What this task involves -
An exact copy of the records is required, minus the pictures they hold.

═══ Data for processing ═══

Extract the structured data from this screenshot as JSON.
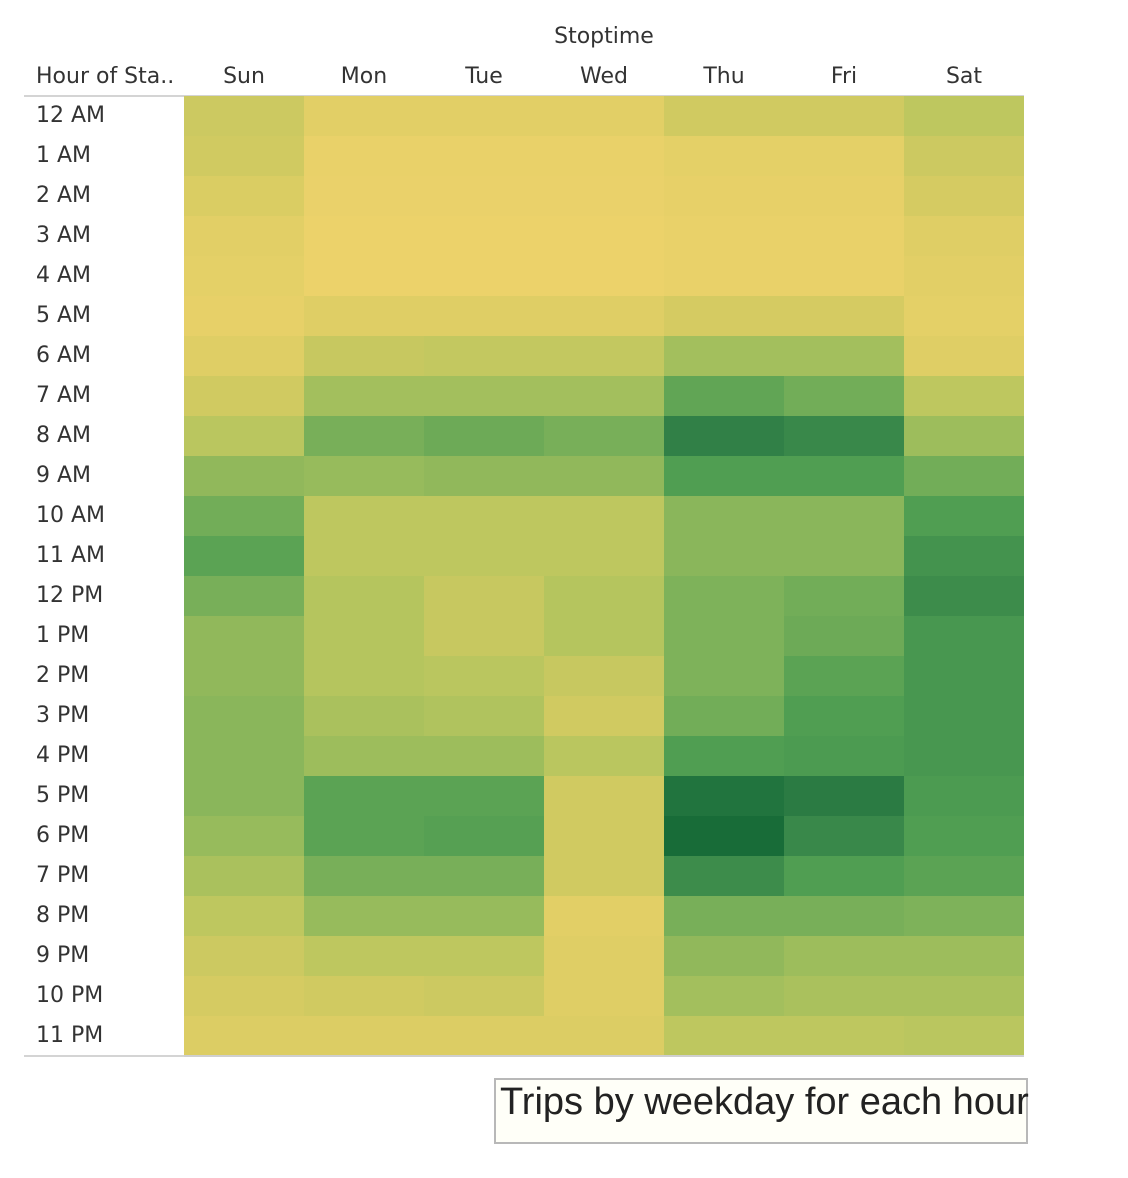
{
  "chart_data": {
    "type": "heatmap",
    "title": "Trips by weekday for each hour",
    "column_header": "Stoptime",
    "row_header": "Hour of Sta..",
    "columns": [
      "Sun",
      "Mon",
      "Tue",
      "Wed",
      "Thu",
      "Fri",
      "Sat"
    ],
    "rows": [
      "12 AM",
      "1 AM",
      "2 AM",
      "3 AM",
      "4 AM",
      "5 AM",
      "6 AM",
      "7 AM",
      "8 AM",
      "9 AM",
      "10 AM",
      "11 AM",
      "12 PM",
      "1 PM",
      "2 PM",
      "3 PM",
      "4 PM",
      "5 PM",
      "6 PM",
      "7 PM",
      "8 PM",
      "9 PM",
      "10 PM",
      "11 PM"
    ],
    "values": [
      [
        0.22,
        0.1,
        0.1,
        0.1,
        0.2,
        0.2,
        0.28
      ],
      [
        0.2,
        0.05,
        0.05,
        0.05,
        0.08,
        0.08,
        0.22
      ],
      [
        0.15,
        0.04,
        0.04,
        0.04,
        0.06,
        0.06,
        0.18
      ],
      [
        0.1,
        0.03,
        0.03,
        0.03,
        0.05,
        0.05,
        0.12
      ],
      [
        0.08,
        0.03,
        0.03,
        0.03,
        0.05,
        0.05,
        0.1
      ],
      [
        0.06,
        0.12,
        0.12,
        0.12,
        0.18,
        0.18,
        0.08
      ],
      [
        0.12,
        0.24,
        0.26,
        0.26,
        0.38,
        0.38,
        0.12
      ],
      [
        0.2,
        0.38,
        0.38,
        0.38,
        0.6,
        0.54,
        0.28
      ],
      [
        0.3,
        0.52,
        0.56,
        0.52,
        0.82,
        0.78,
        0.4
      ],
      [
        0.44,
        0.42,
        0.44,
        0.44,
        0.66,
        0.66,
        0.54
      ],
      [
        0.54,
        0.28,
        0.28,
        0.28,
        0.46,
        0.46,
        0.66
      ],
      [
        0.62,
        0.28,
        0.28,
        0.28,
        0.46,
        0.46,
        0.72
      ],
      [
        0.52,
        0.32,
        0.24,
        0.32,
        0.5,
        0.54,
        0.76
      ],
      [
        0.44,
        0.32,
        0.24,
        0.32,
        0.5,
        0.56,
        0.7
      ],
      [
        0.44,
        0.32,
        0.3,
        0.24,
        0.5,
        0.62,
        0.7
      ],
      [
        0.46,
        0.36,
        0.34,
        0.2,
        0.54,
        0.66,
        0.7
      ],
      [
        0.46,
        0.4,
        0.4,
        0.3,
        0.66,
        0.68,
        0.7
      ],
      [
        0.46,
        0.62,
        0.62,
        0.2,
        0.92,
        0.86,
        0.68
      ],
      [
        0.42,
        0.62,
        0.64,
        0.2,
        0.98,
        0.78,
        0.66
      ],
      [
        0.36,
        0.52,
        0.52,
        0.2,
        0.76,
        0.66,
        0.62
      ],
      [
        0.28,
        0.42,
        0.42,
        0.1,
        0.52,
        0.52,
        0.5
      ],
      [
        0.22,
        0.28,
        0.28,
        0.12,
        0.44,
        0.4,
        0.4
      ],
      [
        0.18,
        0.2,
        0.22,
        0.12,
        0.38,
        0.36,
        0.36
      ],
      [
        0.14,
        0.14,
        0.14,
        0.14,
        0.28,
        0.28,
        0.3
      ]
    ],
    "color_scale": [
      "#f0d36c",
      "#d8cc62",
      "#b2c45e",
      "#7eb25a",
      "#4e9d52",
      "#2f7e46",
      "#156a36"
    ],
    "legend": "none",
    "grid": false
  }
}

═══

Problem solution -
Extract the structured data from this screenshot as JSON.
{
  "chart_data": {
    "type": "heatmap",
    "title": "Trips by weekday for each hour",
    "column_header": "Stoptime",
    "row_header": "Hour of Sta..",
    "columns": [
      "Sun",
      "Mon",
      "Tue",
      "Wed",
      "Thu",
      "Fri",
      "Sat"
    ],
    "rows": [
      "12 AM",
      "1 AM",
      "2 AM",
      "3 AM",
      "4 AM",
      "5 AM",
      "6 AM",
      "7 AM",
      "8 AM",
      "9 AM",
      "10 AM",
      "11 AM",
      "12 PM",
      "1 PM",
      "2 PM",
      "3 PM",
      "4 PM",
      "5 PM",
      "6 PM",
      "7 PM",
      "8 PM",
      "9 PM",
      "10 PM",
      "11 PM"
    ],
    "values": [
      [
        0.22,
        0.1,
        0.1,
        0.1,
        0.2,
        0.2,
        0.28
      ],
      [
        0.2,
        0.05,
        0.05,
        0.05,
        0.08,
        0.08,
        0.22
      ],
      [
        0.15,
        0.04,
        0.04,
        0.04,
        0.06,
        0.06,
        0.18
      ],
      [
        0.1,
        0.03,
        0.03,
        0.03,
        0.05,
        0.05,
        0.12
      ],
      [
        0.08,
        0.03,
        0.03,
        0.03,
        0.05,
        0.05,
        0.1
      ],
      [
        0.06,
        0.12,
        0.12,
        0.12,
        0.18,
        0.18,
        0.08
      ],
      [
        0.12,
        0.24,
        0.26,
        0.26,
        0.38,
        0.38,
        0.12
      ],
      [
        0.2,
        0.38,
        0.38,
        0.38,
        0.6,
        0.54,
        0.28
      ],
      [
        0.3,
        0.52,
        0.56,
        0.52,
        0.82,
        0.78,
        0.4
      ],
      [
        0.44,
        0.42,
        0.44,
        0.44,
        0.66,
        0.66,
        0.54
      ],
      [
        0.54,
        0.28,
        0.28,
        0.28,
        0.46,
        0.46,
        0.66
      ],
      [
        0.62,
        0.28,
        0.28,
        0.28,
        0.46,
        0.46,
        0.72
      ],
      [
        0.52,
        0.32,
        0.24,
        0.32,
        0.5,
        0.54,
        0.76
      ],
      [
        0.44,
        0.32,
        0.24,
        0.32,
        0.5,
        0.56,
        0.7
      ],
      [
        0.44,
        0.32,
        0.3,
        0.24,
        0.5,
        0.62,
        0.7
      ],
      [
        0.46,
        0.36,
        0.34,
        0.2,
        0.54,
        0.66,
        0.7
      ],
      [
        0.46,
        0.4,
        0.4,
        0.3,
        0.66,
        0.68,
        0.7
      ],
      [
        0.46,
        0.62,
        0.62,
        0.2,
        0.92,
        0.86,
        0.68
      ],
      [
        0.42,
        0.62,
        0.64,
        0.2,
        0.98,
        0.78,
        0.66
      ],
      [
        0.36,
        0.52,
        0.52,
        0.2,
        0.76,
        0.66,
        0.62
      ],
      [
        0.28,
        0.42,
        0.42,
        0.1,
        0.52,
        0.52,
        0.5
      ],
      [
        0.22,
        0.28,
        0.28,
        0.12,
        0.44,
        0.4,
        0.4
      ],
      [
        0.18,
        0.2,
        0.22,
        0.12,
        0.38,
        0.36,
        0.36
      ],
      [
        0.14,
        0.14,
        0.14,
        0.14,
        0.28,
        0.28,
        0.3
      ]
    ],
    "color_scale": [
      "#f0d36c",
      "#d8cc62",
      "#b2c45e",
      "#7eb25a",
      "#4e9d52",
      "#2f7e46",
      "#156a36"
    ],
    "legend": "none",
    "grid": false
  }
}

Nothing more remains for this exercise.